Start READING PASSAGE

The Melbourne Prize (Architecture) is awarded by a jury appointed by the Victorian chapter of the Australian Institute of Architects to projects that have made a significant contribution to the civic life of Melbourne. It was first awarded in 1997 to Six Degrees Architects for the small bar Meyers Place.

2000 to 2009 Awards
The 2001 prize was won for the EQ Project at Hamer Hall by NMBW Architecture Studio, since demolished for the 2010 upgrade.

The Sidney Myer Music Bowl upgrade by Gregory Burgess Architects was awarded the prize in 2002.

Federation Square by Lab Architecture Studio with Bates Smart won the award along with four other awards in 2003. 

In 2004 it was awarded to Ashton Raggatt McDougall for Shrine of Remembrance Visitor Centre and Garden Courtyard. ARM again received the prize in 2006 for the Melbourne Central Shopping Centre redevelopment. 

The 2005 prize was awarded to NH Architecture for the QV mixed use retail redevelopment between Swanston and Russell Streets in the Melbourne CBD.

End READING PASSAGE

Retype the part of the Melbourne Prize text that opens with the words containing "The Melbourne Prize" and closes with "the 2010 upgrade.". The data that comes next has no connection to the text about the Melbourne Prize.

Start DATASET

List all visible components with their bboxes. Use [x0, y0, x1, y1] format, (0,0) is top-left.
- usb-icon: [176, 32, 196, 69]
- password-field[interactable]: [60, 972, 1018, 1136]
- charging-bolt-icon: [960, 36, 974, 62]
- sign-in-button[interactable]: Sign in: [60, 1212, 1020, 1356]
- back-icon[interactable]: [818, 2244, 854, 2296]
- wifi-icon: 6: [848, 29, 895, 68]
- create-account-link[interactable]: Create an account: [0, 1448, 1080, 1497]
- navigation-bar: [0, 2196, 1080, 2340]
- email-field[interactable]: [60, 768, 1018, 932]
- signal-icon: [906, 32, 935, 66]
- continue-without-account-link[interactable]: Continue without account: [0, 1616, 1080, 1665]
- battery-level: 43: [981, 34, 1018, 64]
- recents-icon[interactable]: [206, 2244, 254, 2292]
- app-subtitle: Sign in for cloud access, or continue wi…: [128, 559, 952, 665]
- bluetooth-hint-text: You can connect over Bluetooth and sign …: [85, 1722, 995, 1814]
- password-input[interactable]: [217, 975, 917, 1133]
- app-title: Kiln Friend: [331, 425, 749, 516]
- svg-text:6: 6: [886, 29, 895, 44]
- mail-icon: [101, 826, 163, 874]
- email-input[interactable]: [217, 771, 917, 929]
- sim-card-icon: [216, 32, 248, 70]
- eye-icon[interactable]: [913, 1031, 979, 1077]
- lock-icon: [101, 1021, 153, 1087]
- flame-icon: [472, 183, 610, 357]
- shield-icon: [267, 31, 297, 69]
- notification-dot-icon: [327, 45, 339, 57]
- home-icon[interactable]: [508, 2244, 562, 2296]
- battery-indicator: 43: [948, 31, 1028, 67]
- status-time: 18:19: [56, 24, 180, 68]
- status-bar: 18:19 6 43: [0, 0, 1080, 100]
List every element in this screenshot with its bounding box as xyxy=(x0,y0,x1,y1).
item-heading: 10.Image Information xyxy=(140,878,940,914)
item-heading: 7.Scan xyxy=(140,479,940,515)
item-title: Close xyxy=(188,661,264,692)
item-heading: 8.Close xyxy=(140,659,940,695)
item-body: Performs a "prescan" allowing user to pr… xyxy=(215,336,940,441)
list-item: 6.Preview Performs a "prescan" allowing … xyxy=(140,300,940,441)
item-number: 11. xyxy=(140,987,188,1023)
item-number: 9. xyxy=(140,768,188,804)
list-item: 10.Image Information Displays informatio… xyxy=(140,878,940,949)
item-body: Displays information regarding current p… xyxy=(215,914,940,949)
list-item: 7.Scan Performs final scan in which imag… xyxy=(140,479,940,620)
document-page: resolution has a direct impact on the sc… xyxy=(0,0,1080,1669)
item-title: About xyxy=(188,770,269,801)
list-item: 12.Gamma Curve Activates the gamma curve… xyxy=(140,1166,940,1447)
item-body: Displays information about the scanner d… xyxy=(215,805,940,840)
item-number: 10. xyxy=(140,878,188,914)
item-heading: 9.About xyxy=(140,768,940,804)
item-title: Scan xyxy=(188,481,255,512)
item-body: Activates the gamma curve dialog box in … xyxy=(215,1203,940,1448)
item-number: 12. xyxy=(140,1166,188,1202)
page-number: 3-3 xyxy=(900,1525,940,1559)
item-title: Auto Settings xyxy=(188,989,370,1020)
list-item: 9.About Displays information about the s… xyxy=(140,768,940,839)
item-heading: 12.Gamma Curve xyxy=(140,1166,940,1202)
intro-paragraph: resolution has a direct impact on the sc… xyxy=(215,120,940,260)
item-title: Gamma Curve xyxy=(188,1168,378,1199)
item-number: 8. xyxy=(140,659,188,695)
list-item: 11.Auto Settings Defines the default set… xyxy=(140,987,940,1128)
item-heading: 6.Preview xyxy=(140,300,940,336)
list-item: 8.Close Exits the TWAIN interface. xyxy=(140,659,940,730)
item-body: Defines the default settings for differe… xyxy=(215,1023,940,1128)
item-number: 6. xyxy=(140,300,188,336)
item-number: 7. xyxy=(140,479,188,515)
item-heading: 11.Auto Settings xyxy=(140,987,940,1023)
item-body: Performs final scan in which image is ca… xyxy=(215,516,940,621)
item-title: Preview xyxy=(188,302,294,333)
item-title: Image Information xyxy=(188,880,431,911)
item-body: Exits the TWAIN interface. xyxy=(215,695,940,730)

End DATASET

EXERCISE SOLUTION:
The Melbourne Prize (Architecture) is awarded by a jury appointed by the Victorian chapter of the Australian Institute of Architects to projects that have made a significant contribution to the civic life of Melbourne. It was first awarded in 1997 to Six Degrees Architects for the small bar Meyers Place.

2000 to 2009 Awards
The 2001 prize was won for the EQ Project at Hamer Hall by NMBW Architecture Studio, since demolished for the 2010 upgrade.